'''
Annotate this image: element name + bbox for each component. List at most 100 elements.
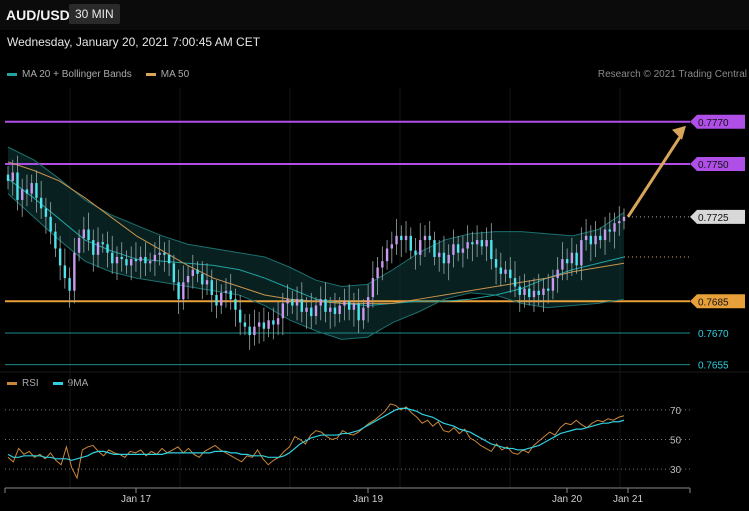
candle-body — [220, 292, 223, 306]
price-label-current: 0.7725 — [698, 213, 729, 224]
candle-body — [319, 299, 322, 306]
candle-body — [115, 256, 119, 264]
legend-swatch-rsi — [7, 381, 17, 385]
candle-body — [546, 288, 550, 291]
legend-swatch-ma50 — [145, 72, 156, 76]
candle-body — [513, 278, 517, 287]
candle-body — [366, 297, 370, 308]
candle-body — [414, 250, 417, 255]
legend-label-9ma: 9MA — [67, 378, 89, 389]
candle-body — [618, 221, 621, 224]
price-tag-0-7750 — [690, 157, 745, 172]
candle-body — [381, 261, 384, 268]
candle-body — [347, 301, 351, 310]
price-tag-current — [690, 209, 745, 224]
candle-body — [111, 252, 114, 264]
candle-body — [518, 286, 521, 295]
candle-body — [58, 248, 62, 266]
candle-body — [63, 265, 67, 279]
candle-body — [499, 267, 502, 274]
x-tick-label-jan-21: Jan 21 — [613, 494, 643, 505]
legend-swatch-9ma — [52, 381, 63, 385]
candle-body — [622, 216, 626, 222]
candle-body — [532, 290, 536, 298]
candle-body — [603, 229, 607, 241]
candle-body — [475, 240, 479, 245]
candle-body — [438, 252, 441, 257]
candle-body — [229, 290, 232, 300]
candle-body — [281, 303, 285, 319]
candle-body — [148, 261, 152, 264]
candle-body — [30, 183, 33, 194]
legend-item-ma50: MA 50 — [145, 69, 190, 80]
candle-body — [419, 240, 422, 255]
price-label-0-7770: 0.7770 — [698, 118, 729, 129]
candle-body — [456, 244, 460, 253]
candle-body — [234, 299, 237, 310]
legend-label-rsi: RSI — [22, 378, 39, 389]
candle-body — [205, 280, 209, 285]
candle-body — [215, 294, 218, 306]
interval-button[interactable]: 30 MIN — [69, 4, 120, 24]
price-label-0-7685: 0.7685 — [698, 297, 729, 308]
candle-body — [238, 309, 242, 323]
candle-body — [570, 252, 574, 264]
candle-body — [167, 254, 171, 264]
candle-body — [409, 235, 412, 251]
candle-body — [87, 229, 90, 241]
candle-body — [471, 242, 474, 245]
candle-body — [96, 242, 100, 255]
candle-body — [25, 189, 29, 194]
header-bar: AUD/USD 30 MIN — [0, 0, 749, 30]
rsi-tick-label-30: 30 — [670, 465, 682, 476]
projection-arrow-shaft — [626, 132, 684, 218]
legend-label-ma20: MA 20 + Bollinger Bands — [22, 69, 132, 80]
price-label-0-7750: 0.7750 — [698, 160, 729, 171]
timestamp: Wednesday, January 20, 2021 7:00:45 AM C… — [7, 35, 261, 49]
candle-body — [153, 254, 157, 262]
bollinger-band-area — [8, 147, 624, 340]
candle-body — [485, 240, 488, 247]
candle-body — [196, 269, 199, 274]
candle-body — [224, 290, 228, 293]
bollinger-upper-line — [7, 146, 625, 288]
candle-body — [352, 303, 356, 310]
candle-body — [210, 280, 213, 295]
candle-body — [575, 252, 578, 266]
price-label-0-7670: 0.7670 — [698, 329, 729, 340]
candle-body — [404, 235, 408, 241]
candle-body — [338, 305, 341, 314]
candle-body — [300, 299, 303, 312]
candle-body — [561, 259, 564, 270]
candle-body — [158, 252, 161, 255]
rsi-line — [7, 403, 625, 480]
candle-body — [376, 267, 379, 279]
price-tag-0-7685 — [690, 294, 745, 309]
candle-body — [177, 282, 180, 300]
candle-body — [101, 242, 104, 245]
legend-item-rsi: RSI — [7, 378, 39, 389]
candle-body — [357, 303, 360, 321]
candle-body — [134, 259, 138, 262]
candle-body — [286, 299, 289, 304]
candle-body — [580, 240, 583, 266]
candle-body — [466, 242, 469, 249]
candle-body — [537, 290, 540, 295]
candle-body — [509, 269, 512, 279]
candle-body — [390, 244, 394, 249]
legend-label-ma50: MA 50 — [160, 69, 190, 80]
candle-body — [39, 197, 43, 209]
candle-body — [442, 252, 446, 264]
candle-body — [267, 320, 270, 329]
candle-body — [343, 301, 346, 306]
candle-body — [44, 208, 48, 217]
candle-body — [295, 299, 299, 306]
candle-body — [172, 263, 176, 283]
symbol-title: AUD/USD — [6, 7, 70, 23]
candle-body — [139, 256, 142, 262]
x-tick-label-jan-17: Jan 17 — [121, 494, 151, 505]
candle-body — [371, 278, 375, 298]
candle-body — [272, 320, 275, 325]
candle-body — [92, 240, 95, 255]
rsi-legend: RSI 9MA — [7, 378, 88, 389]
'''
'''
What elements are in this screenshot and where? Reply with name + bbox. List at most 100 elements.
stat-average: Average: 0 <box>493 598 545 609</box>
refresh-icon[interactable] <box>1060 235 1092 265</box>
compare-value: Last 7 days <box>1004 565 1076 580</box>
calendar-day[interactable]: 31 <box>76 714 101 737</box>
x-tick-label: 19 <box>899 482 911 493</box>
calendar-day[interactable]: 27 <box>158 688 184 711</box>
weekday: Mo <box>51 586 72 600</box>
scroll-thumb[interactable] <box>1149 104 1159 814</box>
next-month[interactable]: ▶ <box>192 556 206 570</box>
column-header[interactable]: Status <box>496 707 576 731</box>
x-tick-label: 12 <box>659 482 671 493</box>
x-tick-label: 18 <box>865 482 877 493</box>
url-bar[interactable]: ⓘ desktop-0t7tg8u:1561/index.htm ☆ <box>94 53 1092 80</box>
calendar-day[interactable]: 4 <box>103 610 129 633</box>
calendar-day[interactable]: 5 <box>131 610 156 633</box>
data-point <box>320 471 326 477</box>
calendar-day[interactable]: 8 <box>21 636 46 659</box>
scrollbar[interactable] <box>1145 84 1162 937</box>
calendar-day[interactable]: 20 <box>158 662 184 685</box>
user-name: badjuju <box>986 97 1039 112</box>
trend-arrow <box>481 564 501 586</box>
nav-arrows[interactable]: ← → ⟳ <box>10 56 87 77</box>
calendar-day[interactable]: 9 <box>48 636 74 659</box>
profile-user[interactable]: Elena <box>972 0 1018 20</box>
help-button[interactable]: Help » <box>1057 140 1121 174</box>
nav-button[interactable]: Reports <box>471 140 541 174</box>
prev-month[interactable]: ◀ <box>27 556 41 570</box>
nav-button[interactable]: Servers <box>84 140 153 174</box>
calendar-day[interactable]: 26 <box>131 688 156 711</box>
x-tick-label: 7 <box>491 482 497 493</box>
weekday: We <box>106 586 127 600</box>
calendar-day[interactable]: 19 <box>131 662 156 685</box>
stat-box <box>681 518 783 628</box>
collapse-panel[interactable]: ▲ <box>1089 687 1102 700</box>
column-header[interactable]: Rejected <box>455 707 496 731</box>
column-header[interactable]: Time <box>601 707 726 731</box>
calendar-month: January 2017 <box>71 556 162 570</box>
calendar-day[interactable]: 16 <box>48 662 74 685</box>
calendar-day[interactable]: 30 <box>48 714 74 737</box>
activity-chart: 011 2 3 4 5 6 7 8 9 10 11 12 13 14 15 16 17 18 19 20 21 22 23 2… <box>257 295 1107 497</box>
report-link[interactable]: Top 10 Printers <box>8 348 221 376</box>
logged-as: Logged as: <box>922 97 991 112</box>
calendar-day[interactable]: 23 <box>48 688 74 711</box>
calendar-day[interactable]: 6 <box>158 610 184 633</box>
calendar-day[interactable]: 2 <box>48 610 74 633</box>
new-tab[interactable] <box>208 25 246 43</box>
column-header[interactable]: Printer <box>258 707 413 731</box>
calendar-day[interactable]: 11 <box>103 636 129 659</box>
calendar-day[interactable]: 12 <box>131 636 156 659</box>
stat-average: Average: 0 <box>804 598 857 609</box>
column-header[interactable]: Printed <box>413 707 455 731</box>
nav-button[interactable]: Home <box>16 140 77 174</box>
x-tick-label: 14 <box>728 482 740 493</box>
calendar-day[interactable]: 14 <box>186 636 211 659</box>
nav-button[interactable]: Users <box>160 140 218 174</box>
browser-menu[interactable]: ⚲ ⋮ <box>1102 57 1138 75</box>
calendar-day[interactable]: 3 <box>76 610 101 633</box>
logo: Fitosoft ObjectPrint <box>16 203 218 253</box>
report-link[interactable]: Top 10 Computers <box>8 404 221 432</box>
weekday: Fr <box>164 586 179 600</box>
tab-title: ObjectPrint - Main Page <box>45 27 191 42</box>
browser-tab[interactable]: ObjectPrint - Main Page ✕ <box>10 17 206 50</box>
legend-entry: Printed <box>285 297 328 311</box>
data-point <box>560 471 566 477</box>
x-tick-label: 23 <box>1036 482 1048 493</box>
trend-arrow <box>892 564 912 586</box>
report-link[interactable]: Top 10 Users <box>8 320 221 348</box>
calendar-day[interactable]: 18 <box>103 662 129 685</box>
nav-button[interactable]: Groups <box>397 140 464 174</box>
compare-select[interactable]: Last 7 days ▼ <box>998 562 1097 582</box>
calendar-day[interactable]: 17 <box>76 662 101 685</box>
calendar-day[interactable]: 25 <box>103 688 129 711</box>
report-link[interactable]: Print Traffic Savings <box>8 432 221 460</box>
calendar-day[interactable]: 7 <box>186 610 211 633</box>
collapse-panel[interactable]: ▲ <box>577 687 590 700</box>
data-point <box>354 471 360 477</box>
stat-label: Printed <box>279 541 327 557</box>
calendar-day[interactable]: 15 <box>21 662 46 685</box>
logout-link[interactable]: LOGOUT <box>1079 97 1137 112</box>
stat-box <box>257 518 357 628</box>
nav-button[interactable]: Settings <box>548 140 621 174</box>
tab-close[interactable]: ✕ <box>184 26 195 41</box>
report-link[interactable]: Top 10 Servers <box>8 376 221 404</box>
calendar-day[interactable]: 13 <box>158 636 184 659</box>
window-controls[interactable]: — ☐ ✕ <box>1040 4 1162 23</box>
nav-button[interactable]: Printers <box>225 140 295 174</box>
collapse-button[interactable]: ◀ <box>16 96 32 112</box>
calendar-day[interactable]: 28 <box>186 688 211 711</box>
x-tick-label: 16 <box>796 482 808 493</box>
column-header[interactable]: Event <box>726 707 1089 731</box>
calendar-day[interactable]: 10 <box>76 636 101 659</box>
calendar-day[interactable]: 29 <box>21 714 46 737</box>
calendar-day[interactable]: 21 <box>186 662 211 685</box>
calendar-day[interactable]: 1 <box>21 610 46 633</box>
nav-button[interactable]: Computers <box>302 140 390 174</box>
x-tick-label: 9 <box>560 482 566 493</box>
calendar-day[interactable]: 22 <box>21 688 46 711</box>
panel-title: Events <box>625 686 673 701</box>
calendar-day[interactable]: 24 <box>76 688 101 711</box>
'''
'''
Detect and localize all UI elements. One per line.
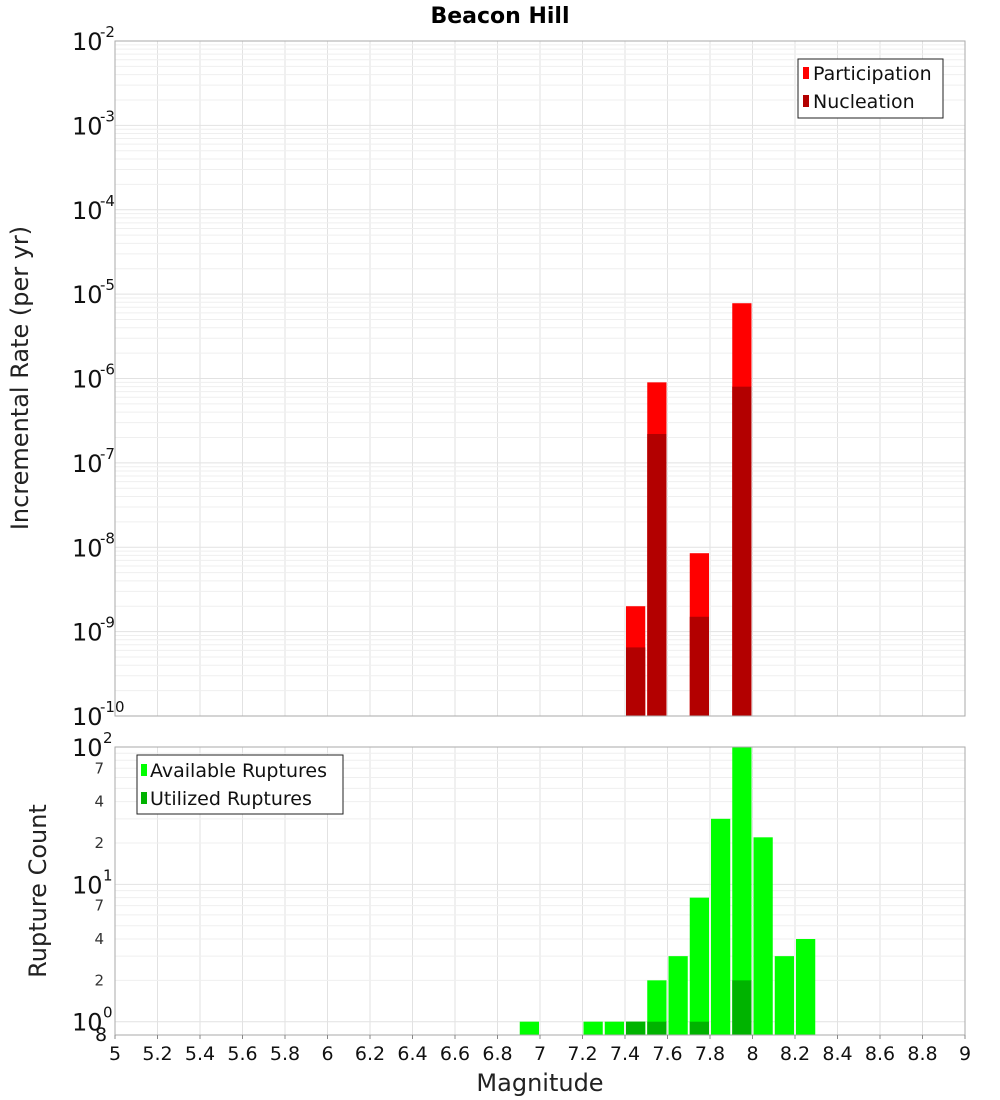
'''
Format the material from the line containing "Annotate this image: element" through the line containing "candle-body — [618, 221, 621, 224]" as a two-column CSV with the headers input and output. Put the opening line in input and the listed lines after it in output, each as one quoted field with line breaks turned into spaces, and leave the picture out.

= THE REPLY =
input,output
"Annotate this image: element name + bbox for each component. List at most 100 elements.","candle-body — [220, 292, 223, 306] price-label-current: 0.7725 — [698, 213, 729, 224] candle-body — [319, 299, 322, 306] candle-body — [115, 256, 119, 264] legend-swatch-rsi — [7, 381, 17, 385] candle-body — [546, 288, 550, 291] legend-swatch-ma50 — [145, 72, 156, 76] candle-body — [513, 278, 517, 287] candle-body — [366, 297, 370, 308] candle-body — [414, 250, 417, 255] legend-label-9ma: 9MA — [67, 378, 89, 389] candle-body — [618, 221, 621, 224]"